GIVEN EXERCISE
Format every line of the records below as a Markdown table with two columns, Row and Entry. Put a running row number in Row and the full line in Entry, and leave out blank lines.

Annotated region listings
***

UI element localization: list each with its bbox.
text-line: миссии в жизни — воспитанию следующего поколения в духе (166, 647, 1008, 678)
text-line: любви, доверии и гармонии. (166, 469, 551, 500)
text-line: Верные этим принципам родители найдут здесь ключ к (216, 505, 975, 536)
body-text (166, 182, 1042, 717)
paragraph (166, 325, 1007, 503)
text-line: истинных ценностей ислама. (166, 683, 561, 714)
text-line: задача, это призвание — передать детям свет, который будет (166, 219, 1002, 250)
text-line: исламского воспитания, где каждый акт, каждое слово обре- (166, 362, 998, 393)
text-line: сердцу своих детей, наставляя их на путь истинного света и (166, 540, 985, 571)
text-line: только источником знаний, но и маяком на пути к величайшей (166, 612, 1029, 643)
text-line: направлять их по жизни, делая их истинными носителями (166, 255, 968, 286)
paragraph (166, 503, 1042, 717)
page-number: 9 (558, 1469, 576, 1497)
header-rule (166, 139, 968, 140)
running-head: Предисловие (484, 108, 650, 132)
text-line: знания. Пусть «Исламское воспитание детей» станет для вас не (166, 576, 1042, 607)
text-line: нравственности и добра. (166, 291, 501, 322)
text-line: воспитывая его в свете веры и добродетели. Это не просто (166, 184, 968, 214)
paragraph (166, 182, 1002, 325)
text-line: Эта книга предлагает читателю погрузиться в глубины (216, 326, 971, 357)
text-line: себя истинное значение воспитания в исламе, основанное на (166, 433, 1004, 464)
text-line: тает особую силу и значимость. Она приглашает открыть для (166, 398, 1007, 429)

***

EXERCISE ANSWER
| Row | Entry |
|---|---|
| 1 | UI element localization: list each with its bbox. |
| 2 | text-line: миссии в жизни — воспитанию следующего поколения в духе (166, 647, 1008, 678) |
| 3 | text-line: любви, доверии и гармонии. (166, 469, 551, 500) |
| 4 | text-line: Верные этим принципам родители найдут здесь ключ к (216, 505, 975, 536) |
| 5 | body-text (166, 182, 1042, 717) |
| 6 | paragraph (166, 325, 1007, 503) |
| 7 | text-line: истинных ценностей ислама. (166, 683, 561, 714) |
| 8 | text-line: задача, это призвание — передать детям свет, который будет (166, 219, 1002, 250) |
| 9 | text-line: исламского воспитания, где каждый акт, каждое слово обре- (166, 362, 998, 393) |
| 10 | text-line: сердцу своих детей, наставляя их на путь истинного света и (166, 540, 985, 571) |
| 11 | text-line: только источником знаний, но и маяком на пути к величайшей (166, 612, 1029, 643) |
| 12 | text-line: направлять их по жизни, делая их истинными носителями (166, 255, 968, 286) |
| 13 | paragraph (166, 503, 1042, 717) |
| 14 | page-number: 9 (558, 1469, 576, 1497) |
| 15 | header-rule (166, 139, 968, 140) |
| 16 | running-head: Предисловие (484, 108, 650, 132) |
| 17 | text-line: знания. Пусть «Исламское воспитание детей» станет для вас не (166, 576, 1042, 607) |
| 18 | text-line: нравственности и добра. (166, 291, 501, 322) |
| 19 | text-line: воспитывая его в свете веры и добродетели. Это не просто (166, 184, 968, 214) |
| 20 | paragraph (166, 182, 1002, 325) |
| 21 | text-line: Эта книга предлагает читателю погрузиться в глубины (216, 326, 971, 357) |
| 22 | text-line: себя истинное значение воспитания в исламе, основанное на (166, 433, 1004, 464) |
| 23 | text-line: тает особую силу и значимость. Она приглашает открыть для (166, 398, 1007, 429) |